- PROBLEM REQUIREMENTS:
Determine how many lines in the entries below include "Original". The reply should be that number and nothing else.
•••••
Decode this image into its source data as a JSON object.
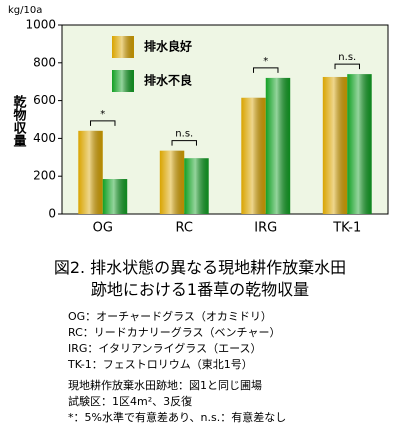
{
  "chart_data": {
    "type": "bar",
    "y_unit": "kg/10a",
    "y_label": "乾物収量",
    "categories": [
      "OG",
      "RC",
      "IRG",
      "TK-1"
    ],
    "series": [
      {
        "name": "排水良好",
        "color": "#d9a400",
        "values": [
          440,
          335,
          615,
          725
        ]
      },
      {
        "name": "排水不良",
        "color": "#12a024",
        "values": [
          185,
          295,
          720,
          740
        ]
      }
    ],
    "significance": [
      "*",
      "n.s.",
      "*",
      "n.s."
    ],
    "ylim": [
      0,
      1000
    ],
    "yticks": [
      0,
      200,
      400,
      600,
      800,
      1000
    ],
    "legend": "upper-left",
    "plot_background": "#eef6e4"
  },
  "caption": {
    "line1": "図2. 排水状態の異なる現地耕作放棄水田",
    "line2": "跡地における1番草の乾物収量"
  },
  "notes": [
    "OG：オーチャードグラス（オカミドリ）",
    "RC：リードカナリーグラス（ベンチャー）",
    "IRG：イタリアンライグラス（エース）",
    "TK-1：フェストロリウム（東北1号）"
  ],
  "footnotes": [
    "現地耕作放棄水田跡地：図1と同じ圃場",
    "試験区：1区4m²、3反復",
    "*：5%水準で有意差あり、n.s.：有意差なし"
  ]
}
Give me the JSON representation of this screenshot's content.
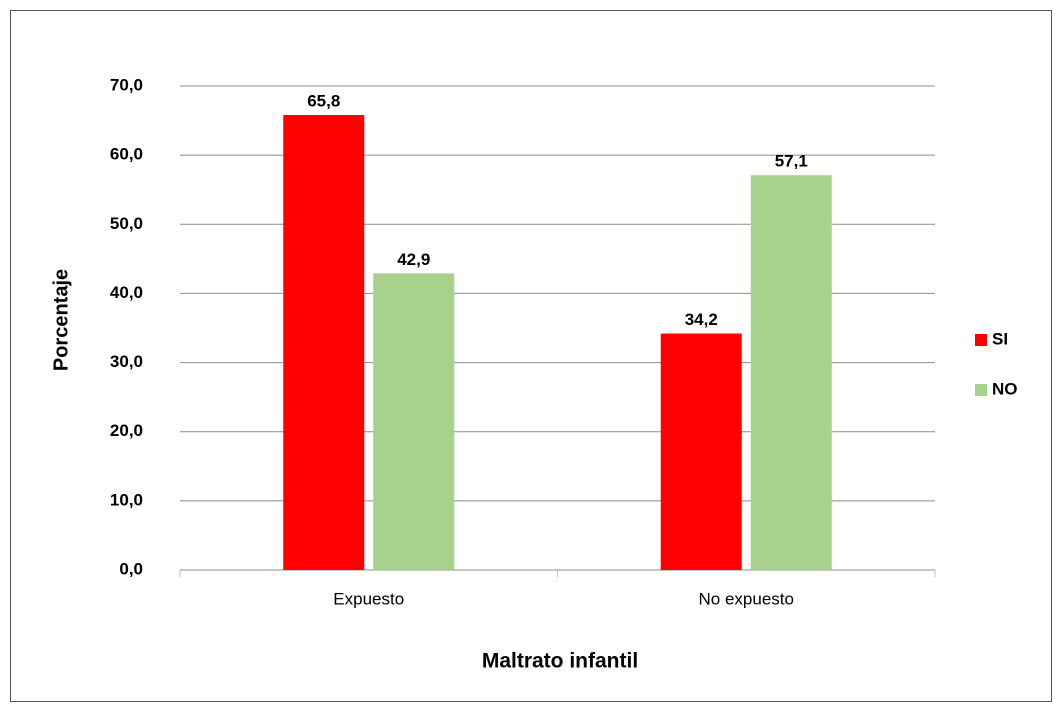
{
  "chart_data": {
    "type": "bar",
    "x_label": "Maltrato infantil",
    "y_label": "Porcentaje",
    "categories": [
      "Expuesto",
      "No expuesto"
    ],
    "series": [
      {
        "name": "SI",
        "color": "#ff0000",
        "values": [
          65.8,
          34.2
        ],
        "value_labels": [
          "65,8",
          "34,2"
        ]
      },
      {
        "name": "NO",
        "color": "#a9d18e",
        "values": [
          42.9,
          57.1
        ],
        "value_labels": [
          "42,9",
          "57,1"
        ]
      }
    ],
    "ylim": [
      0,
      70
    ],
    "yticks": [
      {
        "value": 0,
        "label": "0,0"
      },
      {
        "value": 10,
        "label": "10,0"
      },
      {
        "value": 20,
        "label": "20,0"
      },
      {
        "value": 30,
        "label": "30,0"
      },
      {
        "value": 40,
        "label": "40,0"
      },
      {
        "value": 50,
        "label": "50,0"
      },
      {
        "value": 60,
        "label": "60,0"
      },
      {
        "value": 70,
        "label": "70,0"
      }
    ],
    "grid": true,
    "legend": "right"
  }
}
•••••
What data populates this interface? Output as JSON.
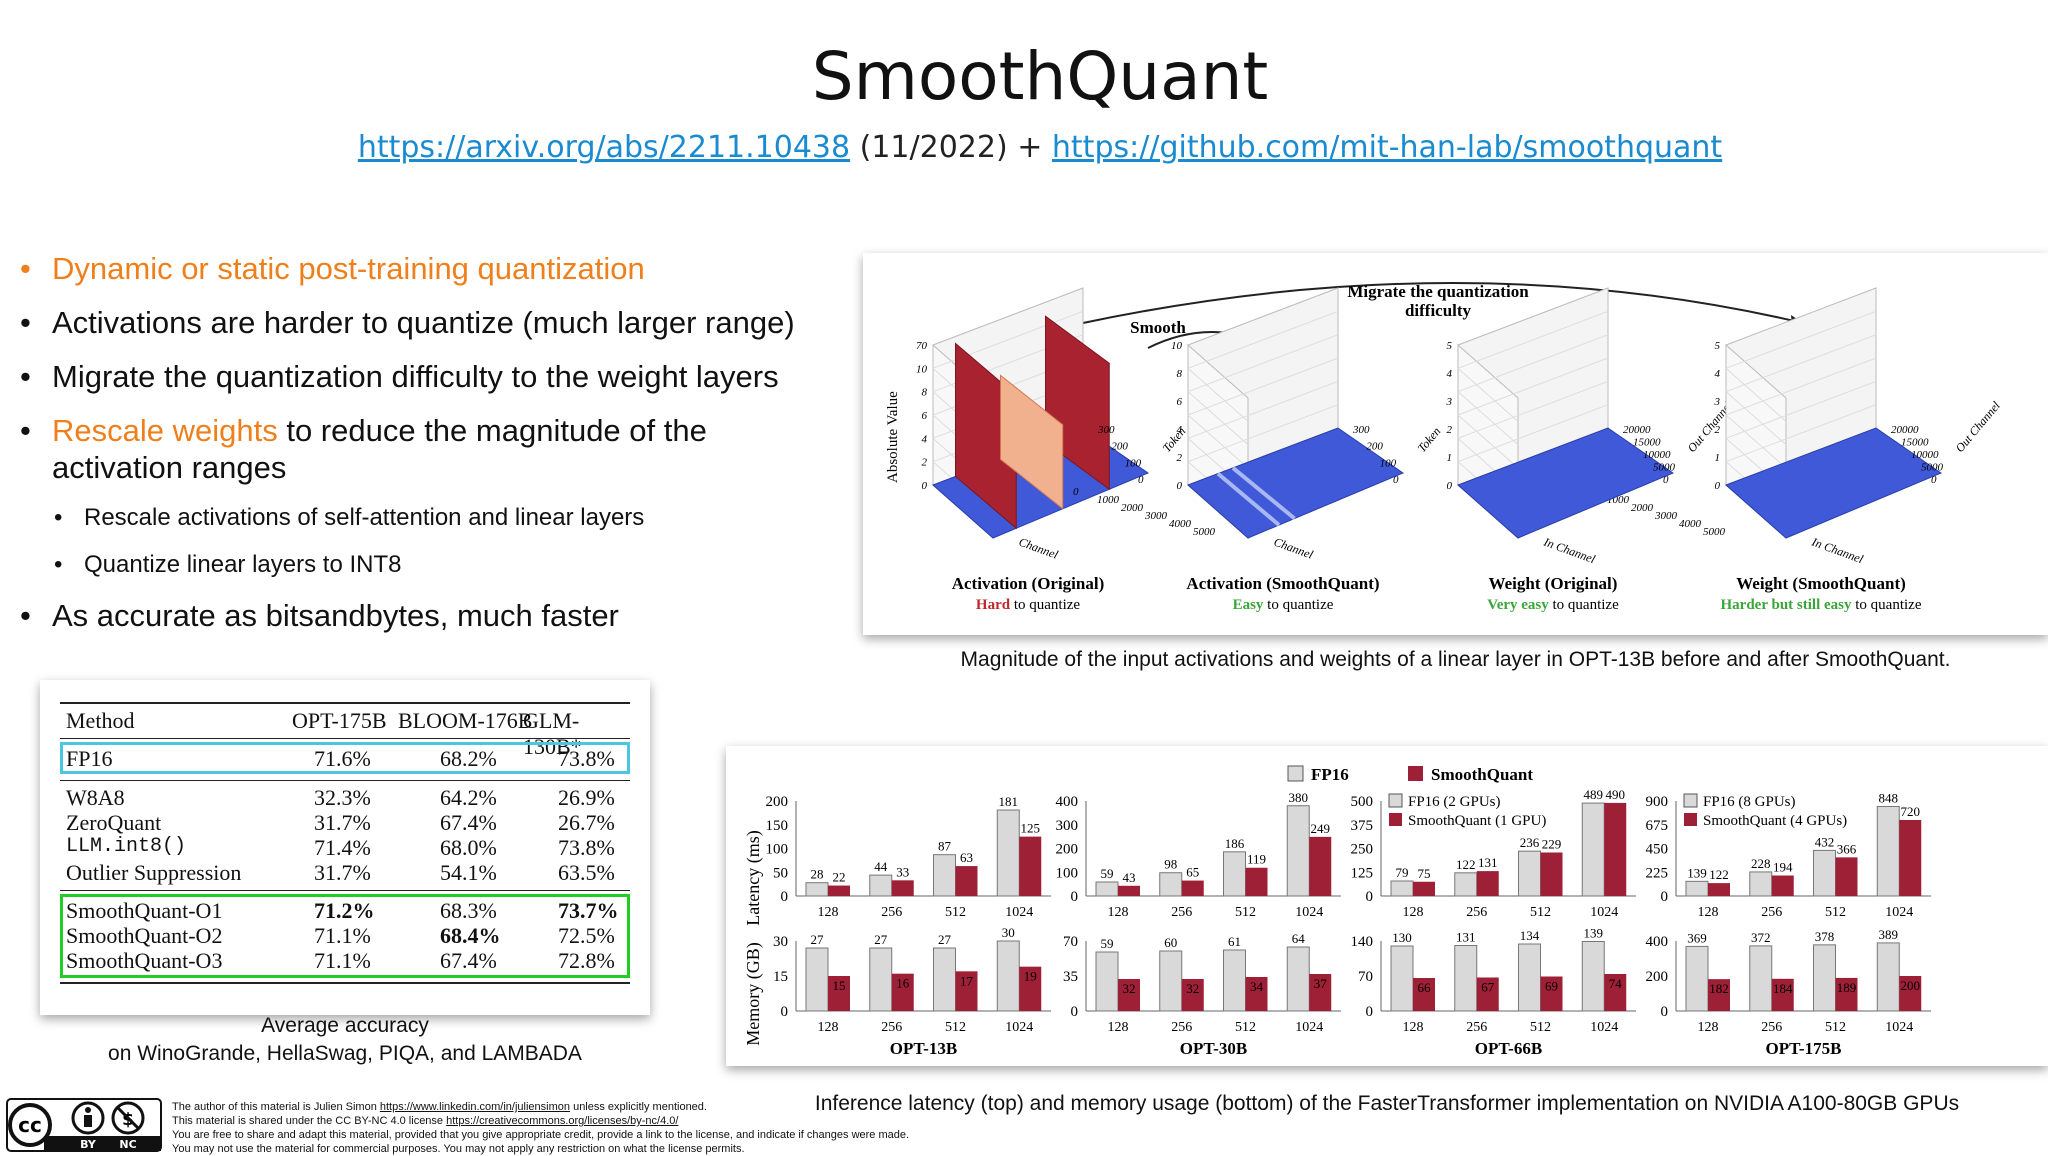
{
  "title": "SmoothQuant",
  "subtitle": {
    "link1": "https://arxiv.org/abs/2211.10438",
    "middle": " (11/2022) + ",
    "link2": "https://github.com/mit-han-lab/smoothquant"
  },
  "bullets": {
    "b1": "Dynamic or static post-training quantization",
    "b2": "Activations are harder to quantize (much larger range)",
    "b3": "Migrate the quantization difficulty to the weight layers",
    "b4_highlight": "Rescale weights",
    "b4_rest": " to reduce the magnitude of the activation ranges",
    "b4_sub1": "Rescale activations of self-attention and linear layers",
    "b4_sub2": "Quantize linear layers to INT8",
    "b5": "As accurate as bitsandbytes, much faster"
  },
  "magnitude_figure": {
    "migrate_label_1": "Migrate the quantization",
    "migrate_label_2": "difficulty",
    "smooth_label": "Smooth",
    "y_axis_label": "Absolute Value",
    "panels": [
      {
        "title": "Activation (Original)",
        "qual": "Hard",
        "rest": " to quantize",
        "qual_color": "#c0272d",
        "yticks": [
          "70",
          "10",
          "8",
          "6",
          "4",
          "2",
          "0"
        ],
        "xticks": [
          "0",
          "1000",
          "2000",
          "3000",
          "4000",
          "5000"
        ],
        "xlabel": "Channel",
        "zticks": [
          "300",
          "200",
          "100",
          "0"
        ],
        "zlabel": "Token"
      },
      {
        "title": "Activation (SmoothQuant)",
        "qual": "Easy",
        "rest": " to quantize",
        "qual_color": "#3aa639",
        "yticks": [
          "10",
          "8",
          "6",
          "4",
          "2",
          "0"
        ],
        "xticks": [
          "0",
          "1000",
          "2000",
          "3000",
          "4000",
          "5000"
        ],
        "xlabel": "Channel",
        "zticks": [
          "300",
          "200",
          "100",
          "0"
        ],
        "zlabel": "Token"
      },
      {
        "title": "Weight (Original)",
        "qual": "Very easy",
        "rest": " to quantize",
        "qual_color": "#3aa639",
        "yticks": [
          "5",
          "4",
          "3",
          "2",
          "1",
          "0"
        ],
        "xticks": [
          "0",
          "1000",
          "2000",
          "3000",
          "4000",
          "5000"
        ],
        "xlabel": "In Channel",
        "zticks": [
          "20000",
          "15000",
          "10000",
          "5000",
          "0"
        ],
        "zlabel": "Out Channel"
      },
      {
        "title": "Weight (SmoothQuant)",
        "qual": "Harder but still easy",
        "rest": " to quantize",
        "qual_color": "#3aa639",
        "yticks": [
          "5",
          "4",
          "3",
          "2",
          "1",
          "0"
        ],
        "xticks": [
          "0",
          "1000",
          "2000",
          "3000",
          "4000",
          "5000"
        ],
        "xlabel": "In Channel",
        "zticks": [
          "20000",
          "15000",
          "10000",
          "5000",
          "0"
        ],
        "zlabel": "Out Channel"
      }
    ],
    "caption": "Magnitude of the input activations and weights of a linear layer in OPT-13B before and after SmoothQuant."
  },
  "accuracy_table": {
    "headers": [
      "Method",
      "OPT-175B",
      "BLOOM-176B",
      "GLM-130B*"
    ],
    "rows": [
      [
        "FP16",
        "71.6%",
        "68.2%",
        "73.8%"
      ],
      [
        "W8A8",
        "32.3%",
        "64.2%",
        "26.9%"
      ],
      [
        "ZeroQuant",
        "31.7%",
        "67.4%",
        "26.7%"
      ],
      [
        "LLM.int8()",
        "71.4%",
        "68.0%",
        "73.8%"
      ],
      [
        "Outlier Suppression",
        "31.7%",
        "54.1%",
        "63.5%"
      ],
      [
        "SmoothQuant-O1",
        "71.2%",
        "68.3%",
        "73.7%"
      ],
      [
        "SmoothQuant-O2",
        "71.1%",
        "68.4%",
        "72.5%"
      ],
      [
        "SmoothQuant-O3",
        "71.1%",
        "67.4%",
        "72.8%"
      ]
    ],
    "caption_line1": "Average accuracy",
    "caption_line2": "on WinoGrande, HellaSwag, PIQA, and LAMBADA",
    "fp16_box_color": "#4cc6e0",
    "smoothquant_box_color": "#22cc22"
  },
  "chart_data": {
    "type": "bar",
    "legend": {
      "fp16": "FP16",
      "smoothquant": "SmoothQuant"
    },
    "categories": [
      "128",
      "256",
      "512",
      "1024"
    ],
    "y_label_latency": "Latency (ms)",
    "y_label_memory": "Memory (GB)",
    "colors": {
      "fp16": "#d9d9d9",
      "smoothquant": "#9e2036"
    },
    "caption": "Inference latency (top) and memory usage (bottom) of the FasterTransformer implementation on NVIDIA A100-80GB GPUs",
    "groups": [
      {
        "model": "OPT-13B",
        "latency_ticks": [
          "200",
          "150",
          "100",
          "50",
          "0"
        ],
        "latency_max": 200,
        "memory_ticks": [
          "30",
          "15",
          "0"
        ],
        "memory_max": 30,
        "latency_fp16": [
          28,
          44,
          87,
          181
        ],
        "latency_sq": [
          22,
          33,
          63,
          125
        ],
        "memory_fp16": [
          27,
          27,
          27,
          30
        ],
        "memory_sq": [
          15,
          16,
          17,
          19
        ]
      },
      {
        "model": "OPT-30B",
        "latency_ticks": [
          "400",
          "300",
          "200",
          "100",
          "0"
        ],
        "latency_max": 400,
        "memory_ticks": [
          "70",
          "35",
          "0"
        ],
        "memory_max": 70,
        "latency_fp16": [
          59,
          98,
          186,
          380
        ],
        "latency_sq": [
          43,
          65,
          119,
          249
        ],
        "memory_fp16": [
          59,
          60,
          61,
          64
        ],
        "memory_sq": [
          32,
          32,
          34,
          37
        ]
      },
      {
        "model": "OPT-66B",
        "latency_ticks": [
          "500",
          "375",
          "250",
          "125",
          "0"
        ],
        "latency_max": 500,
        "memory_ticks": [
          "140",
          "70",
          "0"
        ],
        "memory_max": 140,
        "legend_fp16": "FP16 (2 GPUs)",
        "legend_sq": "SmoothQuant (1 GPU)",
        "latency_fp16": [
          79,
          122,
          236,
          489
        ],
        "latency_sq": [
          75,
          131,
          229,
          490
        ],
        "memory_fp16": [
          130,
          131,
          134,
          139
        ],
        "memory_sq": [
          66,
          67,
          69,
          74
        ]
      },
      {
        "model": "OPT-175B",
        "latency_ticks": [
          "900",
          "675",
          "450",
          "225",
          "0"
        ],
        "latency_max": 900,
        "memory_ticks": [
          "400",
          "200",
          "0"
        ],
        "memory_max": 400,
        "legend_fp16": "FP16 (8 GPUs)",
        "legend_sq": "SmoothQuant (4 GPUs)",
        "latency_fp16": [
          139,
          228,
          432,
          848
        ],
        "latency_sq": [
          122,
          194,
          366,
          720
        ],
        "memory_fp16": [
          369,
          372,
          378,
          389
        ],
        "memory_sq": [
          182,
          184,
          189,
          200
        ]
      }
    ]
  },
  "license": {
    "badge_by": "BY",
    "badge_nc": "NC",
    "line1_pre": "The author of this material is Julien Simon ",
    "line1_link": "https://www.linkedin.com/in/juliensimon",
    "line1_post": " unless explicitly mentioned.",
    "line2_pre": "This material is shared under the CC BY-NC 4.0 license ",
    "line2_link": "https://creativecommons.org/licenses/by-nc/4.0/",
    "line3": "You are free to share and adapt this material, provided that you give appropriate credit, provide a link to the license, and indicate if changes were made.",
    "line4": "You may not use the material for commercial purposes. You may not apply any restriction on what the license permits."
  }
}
•••••
- RESPONSE TO THE EXERCISE:
2